%%
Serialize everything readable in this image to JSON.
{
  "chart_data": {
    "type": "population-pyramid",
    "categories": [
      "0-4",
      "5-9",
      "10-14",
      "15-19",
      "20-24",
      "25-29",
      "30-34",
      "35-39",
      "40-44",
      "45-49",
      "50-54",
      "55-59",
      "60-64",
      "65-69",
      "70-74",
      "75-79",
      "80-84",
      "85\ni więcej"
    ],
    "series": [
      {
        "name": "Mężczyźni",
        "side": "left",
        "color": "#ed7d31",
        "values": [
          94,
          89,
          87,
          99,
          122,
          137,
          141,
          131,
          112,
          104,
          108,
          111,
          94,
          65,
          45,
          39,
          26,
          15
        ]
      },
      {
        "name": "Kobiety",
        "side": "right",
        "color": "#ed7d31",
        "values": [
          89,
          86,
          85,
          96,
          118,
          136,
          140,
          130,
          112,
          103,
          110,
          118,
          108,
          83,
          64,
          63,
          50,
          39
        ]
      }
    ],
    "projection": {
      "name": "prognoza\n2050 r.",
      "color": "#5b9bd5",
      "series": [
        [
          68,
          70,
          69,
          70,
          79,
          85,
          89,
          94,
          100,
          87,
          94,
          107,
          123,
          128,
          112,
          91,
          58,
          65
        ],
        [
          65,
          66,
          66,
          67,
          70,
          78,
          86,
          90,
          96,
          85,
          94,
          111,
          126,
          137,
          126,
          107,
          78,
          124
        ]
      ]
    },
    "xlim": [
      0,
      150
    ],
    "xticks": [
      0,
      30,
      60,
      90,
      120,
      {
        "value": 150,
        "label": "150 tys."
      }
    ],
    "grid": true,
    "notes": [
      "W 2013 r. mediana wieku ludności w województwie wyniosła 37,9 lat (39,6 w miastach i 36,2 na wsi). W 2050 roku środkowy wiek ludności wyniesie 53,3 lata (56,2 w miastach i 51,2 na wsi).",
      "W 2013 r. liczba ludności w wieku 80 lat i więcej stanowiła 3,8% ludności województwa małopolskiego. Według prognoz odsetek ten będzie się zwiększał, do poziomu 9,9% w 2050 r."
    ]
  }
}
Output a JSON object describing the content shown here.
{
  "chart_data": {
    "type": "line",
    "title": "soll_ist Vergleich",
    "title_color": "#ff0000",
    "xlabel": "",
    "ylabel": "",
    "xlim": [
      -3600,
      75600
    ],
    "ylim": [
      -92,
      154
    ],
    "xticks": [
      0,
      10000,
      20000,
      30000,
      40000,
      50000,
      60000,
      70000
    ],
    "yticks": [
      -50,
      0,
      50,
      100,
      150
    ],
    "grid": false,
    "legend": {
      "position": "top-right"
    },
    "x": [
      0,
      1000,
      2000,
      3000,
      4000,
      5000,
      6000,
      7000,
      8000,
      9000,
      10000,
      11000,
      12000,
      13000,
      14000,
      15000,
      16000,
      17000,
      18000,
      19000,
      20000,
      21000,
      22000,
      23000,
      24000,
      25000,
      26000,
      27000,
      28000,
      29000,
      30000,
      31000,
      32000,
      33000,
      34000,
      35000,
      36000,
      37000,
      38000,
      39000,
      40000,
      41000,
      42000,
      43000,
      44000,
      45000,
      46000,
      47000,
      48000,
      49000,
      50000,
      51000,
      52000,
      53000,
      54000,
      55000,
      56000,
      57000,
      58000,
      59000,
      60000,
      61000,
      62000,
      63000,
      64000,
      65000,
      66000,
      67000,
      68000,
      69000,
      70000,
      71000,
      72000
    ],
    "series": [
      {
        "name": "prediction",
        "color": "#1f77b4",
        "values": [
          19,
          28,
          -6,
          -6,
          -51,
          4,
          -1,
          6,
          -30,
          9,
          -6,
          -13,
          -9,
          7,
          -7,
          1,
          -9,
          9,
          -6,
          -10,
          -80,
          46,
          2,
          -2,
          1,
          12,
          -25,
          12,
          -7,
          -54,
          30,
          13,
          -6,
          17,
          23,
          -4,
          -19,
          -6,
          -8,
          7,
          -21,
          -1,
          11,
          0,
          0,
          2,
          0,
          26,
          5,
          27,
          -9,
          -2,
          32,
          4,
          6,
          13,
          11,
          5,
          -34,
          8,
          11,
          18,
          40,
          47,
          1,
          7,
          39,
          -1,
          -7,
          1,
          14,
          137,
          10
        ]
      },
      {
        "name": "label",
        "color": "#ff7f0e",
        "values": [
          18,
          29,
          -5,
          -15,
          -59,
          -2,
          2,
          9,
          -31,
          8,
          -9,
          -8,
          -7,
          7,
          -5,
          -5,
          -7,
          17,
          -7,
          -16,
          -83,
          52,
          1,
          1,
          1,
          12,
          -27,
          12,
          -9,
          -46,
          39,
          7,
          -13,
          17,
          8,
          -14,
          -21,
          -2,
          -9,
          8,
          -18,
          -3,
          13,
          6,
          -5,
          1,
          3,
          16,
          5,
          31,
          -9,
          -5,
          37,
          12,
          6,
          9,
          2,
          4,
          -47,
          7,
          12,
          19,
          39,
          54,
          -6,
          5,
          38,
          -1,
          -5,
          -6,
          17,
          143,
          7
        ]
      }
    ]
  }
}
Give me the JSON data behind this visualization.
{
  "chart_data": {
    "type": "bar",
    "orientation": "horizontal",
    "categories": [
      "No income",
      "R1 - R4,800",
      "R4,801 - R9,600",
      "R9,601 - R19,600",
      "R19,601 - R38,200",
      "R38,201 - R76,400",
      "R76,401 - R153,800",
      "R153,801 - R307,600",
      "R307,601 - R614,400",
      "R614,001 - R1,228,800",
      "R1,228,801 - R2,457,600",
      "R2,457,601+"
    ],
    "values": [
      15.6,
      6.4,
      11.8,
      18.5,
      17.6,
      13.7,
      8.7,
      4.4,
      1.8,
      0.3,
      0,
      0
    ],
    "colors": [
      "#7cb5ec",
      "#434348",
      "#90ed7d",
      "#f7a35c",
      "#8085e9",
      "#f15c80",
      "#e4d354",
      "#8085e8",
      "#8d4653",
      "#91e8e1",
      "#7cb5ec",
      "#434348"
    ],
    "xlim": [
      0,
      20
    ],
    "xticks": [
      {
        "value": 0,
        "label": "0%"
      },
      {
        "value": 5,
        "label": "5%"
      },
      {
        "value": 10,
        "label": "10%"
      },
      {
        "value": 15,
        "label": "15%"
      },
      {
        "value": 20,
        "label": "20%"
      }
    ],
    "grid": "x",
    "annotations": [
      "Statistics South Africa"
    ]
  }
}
%%
#### EXERCISE REQUIREMENTS
Return each line of the records above exactly as it reads.

#### OUTPUT OF THE EXERCISE
Serialize everything readable in this image to JSON.
{
  "chart_data": {
    "type": "population-pyramid",
    "categories": [
      "0-4",
      "5-9",
      "10-14",
      "15-19",
      "20-24",
      "25-29",
      "30-34",
      "35-39",
      "40-44",
      "45-49",
      "50-54",
      "55-59",
      "60-64",
      "65-69",
      "70-74",
      "75-79",
      "80-84",
      "85\ni więcej"
    ],
    "series": [
      {
        "name": "Mężczyźni",
        "side": "left",
        "color": "#ed7d31",
        "values": [
          94,
          89,
          87,
          99,
          122,
          137,
          141,
          131,
          112,
          104,
          108,
          111,
          94,
          65,
          45,
          39,
          26,
          15
        ]
      },
      {
        "name": "Kobiety",
        "side": "right",
        "color": "#ed7d31",
        "values": [
          89,
          86,
          85,
          96,
          118,
          136,
          140,
          130,
          112,
          103,
          110,
          118,
          108,
          83,
          64,
          63,
          50,
          39
        ]
      }
    ],
    "projection": {
      "name": "prognoza\n2050 r.",
      "color": "#5b9bd5",
      "series": [
        [
          68,
          70,
          69,
          70,
          79,
          85,
          89,
          94,
          100,
          87,
          94,
          107,
          123,
          128,
          112,
          91,
          58,
          65
        ],
        [
          65,
          66,
          66,
          67,
          70,
          78,
          86,
          90,
          96,
          85,
          94,
          111,
          126,
          137,
          126,
          107,
          78,
          124
        ]
      ]
    },
    "xlim": [
      0,
      150
    ],
    "xticks": [
      0,
      30,
      60,
      90,
      120,
      {
        "value": 150,
        "label": "150 tys."
      }
    ],
    "grid": true,
    "notes": [
      "W 2013 r. mediana wieku ludności w województwie wyniosła 37,9 lat (39,6 w miastach i 36,2 na wsi). W 2050 roku środkowy wiek ludności wyniesie 53,3 lata (56,2 w miastach i 51,2 na wsi).",
      "W 2013 r. liczba ludności w wieku 80 lat i więcej stanowiła 3,8% ludności województwa małopolskiego. Według prognoz odsetek ten będzie się zwiększał, do poziomu 9,9% w 2050 r."
    ]
  }
}
Output a JSON object describing the content shown here.
{
  "chart_data": {
    "type": "line",
    "title": "soll_ist Vergleich",
    "title_color": "#ff0000",
    "xlabel": "",
    "ylabel": "",
    "xlim": [
      -3600,
      75600
    ],
    "ylim": [
      -92,
      154
    ],
    "xticks": [
      0,
      10000,
      20000,
      30000,
      40000,
      50000,
      60000,
      70000
    ],
    "yticks": [
      -50,
      0,
      50,
      100,
      150
    ],
    "grid": false,
    "legend": {
      "position": "top-right"
    },
    "x": [
      0,
      1000,
      2000,
      3000,
      4000,
      5000,
      6000,
      7000,
      8000,
      9000,
      10000,
      11000,
      12000,
      13000,
      14000,
      15000,
      16000,
      17000,
      18000,
      19000,
      20000,
      21000,
      22000,
      23000,
      24000,
      25000,
      26000,
      27000,
      28000,
      29000,
      30000,
      31000,
      32000,
      33000,
      34000,
      35000,
      36000,
      37000,
      38000,
      39000,
      40000,
      41000,
      42000,
      43000,
      44000,
      45000,
      46000,
      47000,
      48000,
      49000,
      50000,
      51000,
      52000,
      53000,
      54000,
      55000,
      56000,
      57000,
      58000,
      59000,
      60000,
      61000,
      62000,
      63000,
      64000,
      65000,
      66000,
      67000,
      68000,
      69000,
      70000,
      71000,
      72000
    ],
    "series": [
      {
        "name": "prediction",
        "color": "#1f77b4",
        "values": [
          19,
          28,
          -6,
          -6,
          -51,
          4,
          -1,
          6,
          -30,
          9,
          -6,
          -13,
          -9,
          7,
          -7,
          1,
          -9,
          9,
          -6,
          -10,
          -80,
          46,
          2,
          -2,
          1,
          12,
          -25,
          12,
          -7,
          -54,
          30,
          13,
          -6,
          17,
          23,
          -4,
          -19,
          -6,
          -8,
          7,
          -21,
          -1,
          11,
          0,
          0,
          2,
          0,
          26,
          5,
          27,
          -9,
          -2,
          32,
          4,
          6,
          13,
          11,
          5,
          -34,
          8,
          11,
          18,
          40,
          47,
          1,
          7,
          39,
          -1,
          -7,
          1,
          14,
          137,
          10
        ]
      },
      {
        "name": "label",
        "color": "#ff7f0e",
        "values": [
          18,
          29,
          -5,
          -15,
          -59,
          -2,
          2,
          9,
          -31,
          8,
          -9,
          -8,
          -7,
          7,
          -5,
          -5,
          -7,
          17,
          -7,
          -16,
          -83,
          52,
          1,
          1,
          1,
          12,
          -27,
          12,
          -9,
          -46,
          39,
          7,
          -13,
          17,
          8,
          -14,
          -21,
          -2,
          -9,
          8,
          -18,
          -3,
          13,
          6,
          -5,
          1,
          3,
          16,
          5,
          31,
          -9,
          -5,
          37,
          12,
          6,
          9,
          2,
          4,
          -47,
          7,
          12,
          19,
          39,
          54,
          -6,
          5,
          38,
          -1,
          -5,
          -6,
          17,
          143,
          7
        ]
      }
    ]
  }
}
Give me the JSON data behind this visualization.
{
  "chart_data": {
    "type": "bar",
    "orientation": "horizontal",
    "categories": [
      "No income",
      "R1 - R4,800",
      "R4,801 - R9,600",
      "R9,601 - R19,600",
      "R19,601 - R38,200",
      "R38,201 - R76,400",
      "R76,401 - R153,800",
      "R153,801 - R307,600",
      "R307,601 - R614,400",
      "R614,001 - R1,228,800",
      "R1,228,801 - R2,457,600",
      "R2,457,601+"
    ],
    "values": [
      15.6,
      6.4,
      11.8,
      18.5,
      17.6,
      13.7,
      8.7,
      4.4,
      1.8,
      0.3,
      0,
      0
    ],
    "colors": [
      "#7cb5ec",
      "#434348",
      "#90ed7d",
      "#f7a35c",
      "#8085e9",
      "#f15c80",
      "#e4d354",
      "#8085e8",
      "#8d4653",
      "#91e8e1",
      "#7cb5ec",
      "#434348"
    ],
    "xlim": [
      0,
      20
    ],
    "xticks": [
      {
        "value": 0,
        "label": "0%"
      },
      {
        "value": 5,
        "label": "5%"
      },
      {
        "value": 10,
        "label": "10%"
      },
      {
        "value": 15,
        "label": "15%"
      },
      {
        "value": 20,
        "label": "20%"
      }
    ],
    "grid": "x",
    "annotations": [
      "Statistics South Africa"
    ]
  }
}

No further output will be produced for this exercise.